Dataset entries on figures
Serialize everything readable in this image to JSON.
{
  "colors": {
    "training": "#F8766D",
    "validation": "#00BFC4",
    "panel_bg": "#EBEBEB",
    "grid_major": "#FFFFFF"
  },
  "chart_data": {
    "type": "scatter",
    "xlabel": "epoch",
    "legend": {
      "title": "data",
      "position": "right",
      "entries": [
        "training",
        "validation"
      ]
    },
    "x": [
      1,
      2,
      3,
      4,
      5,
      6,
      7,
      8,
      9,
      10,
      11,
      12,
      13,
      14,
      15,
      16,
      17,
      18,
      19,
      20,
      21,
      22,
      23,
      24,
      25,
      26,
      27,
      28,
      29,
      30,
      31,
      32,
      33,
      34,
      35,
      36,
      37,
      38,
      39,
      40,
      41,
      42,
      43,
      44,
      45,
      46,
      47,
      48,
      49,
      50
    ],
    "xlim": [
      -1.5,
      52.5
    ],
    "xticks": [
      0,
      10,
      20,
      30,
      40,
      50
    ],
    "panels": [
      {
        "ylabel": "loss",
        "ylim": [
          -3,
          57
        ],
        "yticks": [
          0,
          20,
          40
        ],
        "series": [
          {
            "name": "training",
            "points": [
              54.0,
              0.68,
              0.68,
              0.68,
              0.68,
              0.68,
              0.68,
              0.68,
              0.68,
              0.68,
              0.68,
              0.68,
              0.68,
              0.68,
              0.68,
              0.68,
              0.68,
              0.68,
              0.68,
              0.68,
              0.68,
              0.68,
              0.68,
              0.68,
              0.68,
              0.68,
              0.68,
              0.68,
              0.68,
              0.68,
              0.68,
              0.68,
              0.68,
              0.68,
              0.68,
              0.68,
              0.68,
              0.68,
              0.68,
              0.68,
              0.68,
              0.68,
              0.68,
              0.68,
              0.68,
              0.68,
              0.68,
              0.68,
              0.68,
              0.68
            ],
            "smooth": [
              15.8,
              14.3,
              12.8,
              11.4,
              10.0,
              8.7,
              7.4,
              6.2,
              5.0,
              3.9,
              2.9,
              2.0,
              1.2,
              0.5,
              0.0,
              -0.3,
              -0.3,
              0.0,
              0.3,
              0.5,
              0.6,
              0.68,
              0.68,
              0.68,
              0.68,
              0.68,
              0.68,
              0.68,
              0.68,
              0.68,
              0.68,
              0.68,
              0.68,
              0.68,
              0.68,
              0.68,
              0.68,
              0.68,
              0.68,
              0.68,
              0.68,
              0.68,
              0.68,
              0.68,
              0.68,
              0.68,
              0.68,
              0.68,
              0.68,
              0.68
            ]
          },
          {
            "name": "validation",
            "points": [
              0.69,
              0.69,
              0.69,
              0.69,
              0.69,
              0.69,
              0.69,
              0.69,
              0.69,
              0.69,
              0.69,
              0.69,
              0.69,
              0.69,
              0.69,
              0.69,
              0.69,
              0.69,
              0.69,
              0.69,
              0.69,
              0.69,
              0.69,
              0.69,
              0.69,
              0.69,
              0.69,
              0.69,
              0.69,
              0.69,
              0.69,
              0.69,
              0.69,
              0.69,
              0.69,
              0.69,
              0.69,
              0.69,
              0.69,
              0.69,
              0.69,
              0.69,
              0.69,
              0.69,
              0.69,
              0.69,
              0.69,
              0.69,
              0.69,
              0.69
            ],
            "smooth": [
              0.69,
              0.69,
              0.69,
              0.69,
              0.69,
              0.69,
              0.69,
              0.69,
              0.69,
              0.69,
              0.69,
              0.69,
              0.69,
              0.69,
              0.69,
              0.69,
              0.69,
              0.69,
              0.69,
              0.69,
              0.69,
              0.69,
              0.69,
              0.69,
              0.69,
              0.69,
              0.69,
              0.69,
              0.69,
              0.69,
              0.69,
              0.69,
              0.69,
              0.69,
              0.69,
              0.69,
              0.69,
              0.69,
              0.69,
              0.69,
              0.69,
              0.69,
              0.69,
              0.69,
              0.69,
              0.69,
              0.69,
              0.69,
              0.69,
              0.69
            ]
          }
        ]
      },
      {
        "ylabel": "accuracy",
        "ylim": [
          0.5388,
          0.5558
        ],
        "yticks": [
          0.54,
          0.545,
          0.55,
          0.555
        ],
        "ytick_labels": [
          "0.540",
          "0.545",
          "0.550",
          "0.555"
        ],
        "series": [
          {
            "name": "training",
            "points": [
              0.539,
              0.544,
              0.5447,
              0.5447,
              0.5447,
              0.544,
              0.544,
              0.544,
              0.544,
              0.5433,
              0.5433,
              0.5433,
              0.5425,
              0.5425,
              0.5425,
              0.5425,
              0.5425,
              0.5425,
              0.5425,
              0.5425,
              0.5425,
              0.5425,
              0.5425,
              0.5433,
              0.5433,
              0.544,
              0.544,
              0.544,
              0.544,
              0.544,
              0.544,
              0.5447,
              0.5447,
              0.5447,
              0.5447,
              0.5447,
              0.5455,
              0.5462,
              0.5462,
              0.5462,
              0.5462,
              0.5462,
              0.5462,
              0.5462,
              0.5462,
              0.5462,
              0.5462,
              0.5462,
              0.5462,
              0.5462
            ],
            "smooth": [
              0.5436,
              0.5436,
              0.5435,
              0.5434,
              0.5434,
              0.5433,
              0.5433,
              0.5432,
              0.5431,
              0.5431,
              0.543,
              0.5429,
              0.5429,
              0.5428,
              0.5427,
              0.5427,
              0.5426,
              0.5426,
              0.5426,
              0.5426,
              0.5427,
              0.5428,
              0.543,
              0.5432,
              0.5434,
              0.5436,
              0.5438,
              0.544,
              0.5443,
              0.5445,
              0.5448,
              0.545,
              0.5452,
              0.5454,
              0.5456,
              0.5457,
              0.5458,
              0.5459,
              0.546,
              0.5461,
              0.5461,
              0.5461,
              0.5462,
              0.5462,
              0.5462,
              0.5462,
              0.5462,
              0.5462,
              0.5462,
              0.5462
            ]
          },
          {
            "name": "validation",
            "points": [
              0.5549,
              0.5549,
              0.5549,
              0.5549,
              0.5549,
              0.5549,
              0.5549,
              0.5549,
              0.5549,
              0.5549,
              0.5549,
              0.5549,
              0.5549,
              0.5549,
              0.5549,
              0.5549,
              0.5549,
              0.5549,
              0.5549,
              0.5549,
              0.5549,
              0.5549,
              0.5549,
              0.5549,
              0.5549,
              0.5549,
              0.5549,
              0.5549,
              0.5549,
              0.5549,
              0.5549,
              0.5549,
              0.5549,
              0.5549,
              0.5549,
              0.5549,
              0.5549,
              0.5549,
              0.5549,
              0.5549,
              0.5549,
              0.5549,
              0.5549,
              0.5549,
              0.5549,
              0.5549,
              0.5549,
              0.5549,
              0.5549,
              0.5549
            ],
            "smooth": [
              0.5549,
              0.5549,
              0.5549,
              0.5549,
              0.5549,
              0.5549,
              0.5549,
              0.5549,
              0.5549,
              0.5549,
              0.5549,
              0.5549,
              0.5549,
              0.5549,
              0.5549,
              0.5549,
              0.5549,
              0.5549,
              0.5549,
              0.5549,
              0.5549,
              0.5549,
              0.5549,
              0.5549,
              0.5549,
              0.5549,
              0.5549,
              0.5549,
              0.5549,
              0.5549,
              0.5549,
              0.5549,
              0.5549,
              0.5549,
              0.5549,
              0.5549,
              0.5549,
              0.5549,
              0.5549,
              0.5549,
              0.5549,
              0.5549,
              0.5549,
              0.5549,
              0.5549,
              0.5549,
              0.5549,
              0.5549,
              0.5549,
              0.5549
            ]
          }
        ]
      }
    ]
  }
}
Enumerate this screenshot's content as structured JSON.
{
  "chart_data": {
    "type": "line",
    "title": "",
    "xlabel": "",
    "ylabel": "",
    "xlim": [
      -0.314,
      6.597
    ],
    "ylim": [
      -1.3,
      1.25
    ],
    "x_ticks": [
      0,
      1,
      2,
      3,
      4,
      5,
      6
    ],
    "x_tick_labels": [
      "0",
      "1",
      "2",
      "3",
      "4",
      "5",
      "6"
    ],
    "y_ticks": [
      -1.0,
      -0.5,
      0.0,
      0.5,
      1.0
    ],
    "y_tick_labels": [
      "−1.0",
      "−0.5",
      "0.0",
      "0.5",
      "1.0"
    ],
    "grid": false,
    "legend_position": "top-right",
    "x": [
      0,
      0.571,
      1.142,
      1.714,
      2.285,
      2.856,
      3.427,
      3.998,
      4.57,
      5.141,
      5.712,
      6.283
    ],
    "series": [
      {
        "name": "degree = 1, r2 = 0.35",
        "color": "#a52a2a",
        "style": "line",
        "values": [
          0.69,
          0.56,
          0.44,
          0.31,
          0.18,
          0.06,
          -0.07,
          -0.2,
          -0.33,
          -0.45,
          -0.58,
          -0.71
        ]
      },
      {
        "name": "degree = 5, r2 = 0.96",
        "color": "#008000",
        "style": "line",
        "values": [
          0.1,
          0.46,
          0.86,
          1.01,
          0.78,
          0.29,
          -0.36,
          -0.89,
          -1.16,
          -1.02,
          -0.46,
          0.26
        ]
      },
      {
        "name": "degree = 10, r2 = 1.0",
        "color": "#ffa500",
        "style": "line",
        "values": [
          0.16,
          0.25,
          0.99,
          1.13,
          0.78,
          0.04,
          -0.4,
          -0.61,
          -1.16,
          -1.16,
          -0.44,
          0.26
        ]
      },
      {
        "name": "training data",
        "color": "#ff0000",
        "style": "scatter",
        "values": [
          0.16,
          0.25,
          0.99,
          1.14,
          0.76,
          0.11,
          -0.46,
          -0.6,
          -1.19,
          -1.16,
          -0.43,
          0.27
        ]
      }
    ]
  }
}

## Exercise task
Find the lines above that contain the word "JSON" and collect them.

## Final result
Serialize everything readable in this image to JSON.
Enumerate this screenshot's content as structured JSON.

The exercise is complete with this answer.